#### Input rows
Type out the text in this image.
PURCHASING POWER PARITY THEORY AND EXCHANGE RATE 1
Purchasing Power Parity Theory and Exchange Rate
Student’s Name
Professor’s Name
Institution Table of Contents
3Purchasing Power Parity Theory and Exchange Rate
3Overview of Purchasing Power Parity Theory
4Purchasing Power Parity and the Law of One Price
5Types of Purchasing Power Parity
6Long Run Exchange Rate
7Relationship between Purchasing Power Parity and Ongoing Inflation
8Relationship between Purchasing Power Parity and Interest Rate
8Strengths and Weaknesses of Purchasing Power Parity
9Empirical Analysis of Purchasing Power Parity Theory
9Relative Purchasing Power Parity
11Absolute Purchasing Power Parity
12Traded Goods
########
■ Task goal ■
Go through the data and return every record exactly.

■ Result of the task ■
Type out the text in this image.
PURCHASING POWER PARITY THEORY AND EXCHANGE RATE 1
Purchasing Power Parity Theory and Exchange Rate
Student’s Name
Professor’s Name
Institution Table of Contents
3Purchasing Power Parity Theory and Exchange Rate
3Overview of Purchasing Power Parity Theory
4Purchasing Power Parity and the Law of One Price
5Types of Purchasing Power Parity
6Long Run Exchange Rate
7Relationship between Purchasing Power Parity and Ongoing Inflation
8Relationship between Purchasing Power Parity and Interest Rate
8Strengths and Weaknesses of Purchasing Power Parity
9Empirical Analysis of Purchasing Power Parity Theory
9Relative Purchasing Power Parity
11Absolute Purchasing Power Parity
12Traded Goods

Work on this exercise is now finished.